• **GOAL**: Repeat the listing in full. Nothing may be added or left out.

** start of INFORMATION SUPPLIED **

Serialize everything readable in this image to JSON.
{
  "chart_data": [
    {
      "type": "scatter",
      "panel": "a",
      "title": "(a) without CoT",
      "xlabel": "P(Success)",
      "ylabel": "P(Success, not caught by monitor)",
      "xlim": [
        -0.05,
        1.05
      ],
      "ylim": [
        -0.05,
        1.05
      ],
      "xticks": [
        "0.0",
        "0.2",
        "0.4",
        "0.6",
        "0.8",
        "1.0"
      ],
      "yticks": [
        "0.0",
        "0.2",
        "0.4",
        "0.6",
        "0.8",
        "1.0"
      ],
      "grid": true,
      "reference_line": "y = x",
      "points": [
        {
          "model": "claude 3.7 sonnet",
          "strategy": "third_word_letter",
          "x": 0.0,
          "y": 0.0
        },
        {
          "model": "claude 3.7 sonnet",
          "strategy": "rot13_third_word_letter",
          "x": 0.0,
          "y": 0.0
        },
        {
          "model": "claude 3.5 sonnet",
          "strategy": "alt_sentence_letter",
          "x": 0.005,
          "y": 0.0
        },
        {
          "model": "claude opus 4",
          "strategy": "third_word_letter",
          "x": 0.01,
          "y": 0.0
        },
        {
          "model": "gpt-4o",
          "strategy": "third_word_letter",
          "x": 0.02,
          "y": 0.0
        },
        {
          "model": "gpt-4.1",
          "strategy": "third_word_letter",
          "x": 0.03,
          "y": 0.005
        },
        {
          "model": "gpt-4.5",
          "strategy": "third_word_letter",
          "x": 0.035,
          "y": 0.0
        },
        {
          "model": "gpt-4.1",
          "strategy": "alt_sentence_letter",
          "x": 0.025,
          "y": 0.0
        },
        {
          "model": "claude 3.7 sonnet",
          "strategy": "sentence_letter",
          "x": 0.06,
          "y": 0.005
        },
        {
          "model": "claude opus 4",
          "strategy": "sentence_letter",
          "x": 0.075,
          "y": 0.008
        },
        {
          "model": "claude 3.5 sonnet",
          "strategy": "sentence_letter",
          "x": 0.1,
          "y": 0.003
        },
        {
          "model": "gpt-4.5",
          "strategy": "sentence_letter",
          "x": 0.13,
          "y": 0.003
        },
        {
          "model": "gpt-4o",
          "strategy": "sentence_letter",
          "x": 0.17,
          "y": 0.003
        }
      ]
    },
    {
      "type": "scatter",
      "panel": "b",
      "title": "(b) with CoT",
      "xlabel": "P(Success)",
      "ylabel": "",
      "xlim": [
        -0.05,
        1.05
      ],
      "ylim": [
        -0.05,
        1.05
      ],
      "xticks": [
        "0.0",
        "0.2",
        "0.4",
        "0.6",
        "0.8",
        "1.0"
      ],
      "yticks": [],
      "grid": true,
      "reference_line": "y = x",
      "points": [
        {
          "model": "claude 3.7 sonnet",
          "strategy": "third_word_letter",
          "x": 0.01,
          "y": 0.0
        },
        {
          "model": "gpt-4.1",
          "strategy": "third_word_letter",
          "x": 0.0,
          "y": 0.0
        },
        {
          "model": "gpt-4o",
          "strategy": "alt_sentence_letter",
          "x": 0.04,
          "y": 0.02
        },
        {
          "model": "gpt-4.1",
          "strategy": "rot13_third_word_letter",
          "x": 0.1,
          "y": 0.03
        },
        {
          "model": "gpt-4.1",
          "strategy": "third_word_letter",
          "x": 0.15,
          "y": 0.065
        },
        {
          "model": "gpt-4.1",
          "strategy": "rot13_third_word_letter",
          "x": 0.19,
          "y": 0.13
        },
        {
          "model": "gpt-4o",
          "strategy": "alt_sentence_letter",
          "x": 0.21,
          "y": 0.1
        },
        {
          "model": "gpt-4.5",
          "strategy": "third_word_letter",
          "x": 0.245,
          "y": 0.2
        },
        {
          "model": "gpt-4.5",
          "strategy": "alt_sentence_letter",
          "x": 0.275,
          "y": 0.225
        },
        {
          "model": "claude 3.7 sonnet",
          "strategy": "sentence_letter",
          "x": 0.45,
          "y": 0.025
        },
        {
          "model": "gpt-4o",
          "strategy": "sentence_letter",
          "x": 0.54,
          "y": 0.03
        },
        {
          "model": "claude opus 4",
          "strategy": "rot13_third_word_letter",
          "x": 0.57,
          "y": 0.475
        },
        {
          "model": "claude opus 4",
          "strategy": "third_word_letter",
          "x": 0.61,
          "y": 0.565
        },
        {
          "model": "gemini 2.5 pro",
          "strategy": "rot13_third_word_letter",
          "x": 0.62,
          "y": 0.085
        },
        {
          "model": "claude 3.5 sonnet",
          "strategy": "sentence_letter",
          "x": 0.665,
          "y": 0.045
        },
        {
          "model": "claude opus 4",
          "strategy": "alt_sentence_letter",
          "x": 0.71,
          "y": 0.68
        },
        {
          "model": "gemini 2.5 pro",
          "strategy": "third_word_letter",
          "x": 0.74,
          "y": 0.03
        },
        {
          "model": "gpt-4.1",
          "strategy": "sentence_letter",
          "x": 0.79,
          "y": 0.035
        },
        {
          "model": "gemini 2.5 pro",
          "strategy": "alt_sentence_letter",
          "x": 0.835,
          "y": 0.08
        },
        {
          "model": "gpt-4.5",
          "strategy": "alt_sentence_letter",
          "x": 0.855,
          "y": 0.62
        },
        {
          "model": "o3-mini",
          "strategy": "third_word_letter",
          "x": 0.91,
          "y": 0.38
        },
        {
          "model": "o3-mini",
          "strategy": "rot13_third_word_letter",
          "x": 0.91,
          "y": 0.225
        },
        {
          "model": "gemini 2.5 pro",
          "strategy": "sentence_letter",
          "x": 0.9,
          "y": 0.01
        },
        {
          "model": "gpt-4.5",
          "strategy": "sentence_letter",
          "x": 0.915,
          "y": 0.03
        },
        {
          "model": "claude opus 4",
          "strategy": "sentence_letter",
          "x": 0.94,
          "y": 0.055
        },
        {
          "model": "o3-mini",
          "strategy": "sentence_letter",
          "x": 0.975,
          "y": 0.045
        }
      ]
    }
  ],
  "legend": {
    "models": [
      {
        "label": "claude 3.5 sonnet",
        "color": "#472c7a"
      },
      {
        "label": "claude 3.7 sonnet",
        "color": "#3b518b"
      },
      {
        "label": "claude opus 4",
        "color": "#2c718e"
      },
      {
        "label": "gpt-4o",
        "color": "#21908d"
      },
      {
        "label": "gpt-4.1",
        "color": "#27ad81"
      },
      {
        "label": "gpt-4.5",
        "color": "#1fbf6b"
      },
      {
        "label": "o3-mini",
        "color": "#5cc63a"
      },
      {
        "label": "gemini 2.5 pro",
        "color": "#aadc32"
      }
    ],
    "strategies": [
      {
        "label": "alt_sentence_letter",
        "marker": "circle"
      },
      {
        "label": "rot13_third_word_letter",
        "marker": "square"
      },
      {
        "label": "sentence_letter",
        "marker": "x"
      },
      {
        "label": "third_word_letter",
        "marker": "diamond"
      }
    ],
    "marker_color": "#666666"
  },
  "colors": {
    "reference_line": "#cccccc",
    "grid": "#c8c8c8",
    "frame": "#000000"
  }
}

** end of INFORMATION SUPPLIED **

• **ANSWER TO THE EXERCISE**:
Serialize everything readable in this image to JSON.
{
  "chart_data": [
    {
      "type": "scatter",
      "panel": "a",
      "title": "(a) without CoT",
      "xlabel": "P(Success)",
      "ylabel": "P(Success, not caught by monitor)",
      "xlim": [
        -0.05,
        1.05
      ],
      "ylim": [
        -0.05,
        1.05
      ],
      "xticks": [
        "0.0",
        "0.2",
        "0.4",
        "0.6",
        "0.8",
        "1.0"
      ],
      "yticks": [
        "0.0",
        "0.2",
        "0.4",
        "0.6",
        "0.8",
        "1.0"
      ],
      "grid": true,
      "reference_line": "y = x",
      "points": [
        {
          "model": "claude 3.7 sonnet",
          "strategy": "third_word_letter",
          "x": 0.0,
          "y": 0.0
        },
        {
          "model": "claude 3.7 sonnet",
          "strategy": "rot13_third_word_letter",
          "x": 0.0,
          "y": 0.0
        },
        {
          "model": "claude 3.5 sonnet",
          "strategy": "alt_sentence_letter",
          "x": 0.005,
          "y": 0.0
        },
        {
          "model": "claude opus 4",
          "strategy": "third_word_letter",
          "x": 0.01,
          "y": 0.0
        },
        {
          "model": "gpt-4o",
          "strategy": "third_word_letter",
          "x": 0.02,
          "y": 0.0
        },
        {
          "model": "gpt-4.1",
          "strategy": "third_word_letter",
          "x": 0.03,
          "y": 0.005
        },
        {
          "model": "gpt-4.5",
          "strategy": "third_word_letter",
          "x": 0.035,
          "y": 0.0
        },
        {
          "model": "gpt-4.1",
          "strategy": "alt_sentence_letter",
          "x": 0.025,
          "y": 0.0
        },
        {
          "model": "claude 3.7 sonnet",
          "strategy": "sentence_letter",
          "x": 0.06,
          "y": 0.005
        },
        {
          "model": "claude opus 4",
          "strategy": "sentence_letter",
          "x": 0.075,
          "y": 0.008
        },
        {
          "model": "claude 3.5 sonnet",
          "strategy": "sentence_letter",
          "x": 0.1,
          "y": 0.003
        },
        {
          "model": "gpt-4.5",
          "strategy": "sentence_letter",
          "x": 0.13,
          "y": 0.003
        },
        {
          "model": "gpt-4o",
          "strategy": "sentence_letter",
          "x": 0.17,
          "y": 0.003
        }
      ]
    },
    {
      "type": "scatter",
      "panel": "b",
      "title": "(b) with CoT",
      "xlabel": "P(Success)",
      "ylabel": "",
      "xlim": [
        -0.05,
        1.05
      ],
      "ylim": [
        -0.05,
        1.05
      ],
      "xticks": [
        "0.0",
        "0.2",
        "0.4",
        "0.6",
        "0.8",
        "1.0"
      ],
      "yticks": [],
      "grid": true,
      "reference_line": "y = x",
      "points": [
        {
          "model": "claude 3.7 sonnet",
          "strategy": "third_word_letter",
          "x": 0.01,
          "y": 0.0
        },
        {
          "model": "gpt-4.1",
          "strategy": "third_word_letter",
          "x": 0.0,
          "y": 0.0
        },
        {
          "model": "gpt-4o",
          "strategy": "alt_sentence_letter",
          "x": 0.04,
          "y": 0.02
        },
        {
          "model": "gpt-4.1",
          "strategy": "rot13_third_word_letter",
          "x": 0.1,
          "y": 0.03
        },
        {
          "model": "gpt-4.1",
          "strategy": "third_word_letter",
          "x": 0.15,
          "y": 0.065
        },
        {
          "model": "gpt-4.1",
          "strategy": "rot13_third_word_letter",
          "x": 0.19,
          "y": 0.13
        },
        {
          "model": "gpt-4o",
          "strategy": "alt_sentence_letter",
          "x": 0.21,
          "y": 0.1
        },
        {
          "model": "gpt-4.5",
          "strategy": "third_word_letter",
          "x": 0.245,
          "y": 0.2
        },
        {
          "model": "gpt-4.5",
          "strategy": "alt_sentence_letter",
          "x": 0.275,
          "y": 0.225
        },
        {
          "model": "claude 3.7 sonnet",
          "strategy": "sentence_letter",
          "x": 0.45,
          "y": 0.025
        },
        {
          "model": "gpt-4o",
          "strategy": "sentence_letter",
          "x": 0.54,
          "y": 0.03
        },
        {
          "model": "claude opus 4",
          "strategy": "rot13_third_word_letter",
          "x": 0.57,
          "y": 0.475
        },
        {
          "model": "claude opus 4",
          "strategy": "third_word_letter",
          "x": 0.61,
          "y": 0.565
        },
        {
          "model": "gemini 2.5 pro",
          "strategy": "rot13_third_word_letter",
          "x": 0.62,
          "y": 0.085
        },
        {
          "model": "claude 3.5 sonnet",
          "strategy": "sentence_letter",
          "x": 0.665,
          "y": 0.045
        },
        {
          "model": "claude opus 4",
          "strategy": "alt_sentence_letter",
          "x": 0.71,
          "y": 0.68
        },
        {
          "model": "gemini 2.5 pro",
          "strategy": "third_word_letter",
          "x": 0.74,
          "y": 0.03
        },
        {
          "model": "gpt-4.1",
          "strategy": "sentence_letter",
          "x": 0.79,
          "y": 0.035
        },
        {
          "model": "gemini 2.5 pro",
          "strategy": "alt_sentence_letter",
          "x": 0.835,
          "y": 0.08
        },
        {
          "model": "gpt-4.5",
          "strategy": "alt_sentence_letter",
          "x": 0.855,
          "y": 0.62
        },
        {
          "model": "o3-mini",
          "strategy": "third_word_letter",
          "x": 0.91,
          "y": 0.38
        },
        {
          "model": "o3-mini",
          "strategy": "rot13_third_word_letter",
          "x": 0.91,
          "y": 0.225
        },
        {
          "model": "gemini 2.5 pro",
          "strategy": "sentence_letter",
          "x": 0.9,
          "y": 0.01
        },
        {
          "model": "gpt-4.5",
          "strategy": "sentence_letter",
          "x": 0.915,
          "y": 0.03
        },
        {
          "model": "claude opus 4",
          "strategy": "sentence_letter",
          "x": 0.94,
          "y": 0.055
        },
        {
          "model": "o3-mini",
          "strategy": "sentence_letter",
          "x": 0.975,
          "y": 0.045
        }
      ]
    }
  ],
  "legend": {
    "models": [
      {
        "label": "claude 3.5 sonnet",
        "color": "#472c7a"
      },
      {
        "label": "claude 3.7 sonnet",
        "color": "#3b518b"
      },
      {
        "label": "claude opus 4",
        "color": "#2c718e"
      },
      {
        "label": "gpt-4o",
        "color": "#21908d"
      },
      {
        "label": "gpt-4.1",
        "color": "#27ad81"
      },
      {
        "label": "gpt-4.5",
        "color": "#1fbf6b"
      },
      {
        "label": "o3-mini",
        "color": "#5cc63a"
      },
      {
        "label": "gemini 2.5 pro",
        "color": "#aadc32"
      }
    ],
    "strategies": [
      {
        "label": "alt_sentence_letter",
        "marker": "circle"
      },
      {
        "label": "rot13_third_word_letter",
        "marker": "square"
      },
      {
        "label": "sentence_letter",
        "marker": "x"
      },
      {
        "label": "third_word_letter",
        "marker": "diamond"
      }
    ],
    "marker_color": "#666666"
  },
  "colors": {
    "reference_line": "#cccccc",
    "grid": "#c8c8c8",
    "frame": "#000000"
  }
}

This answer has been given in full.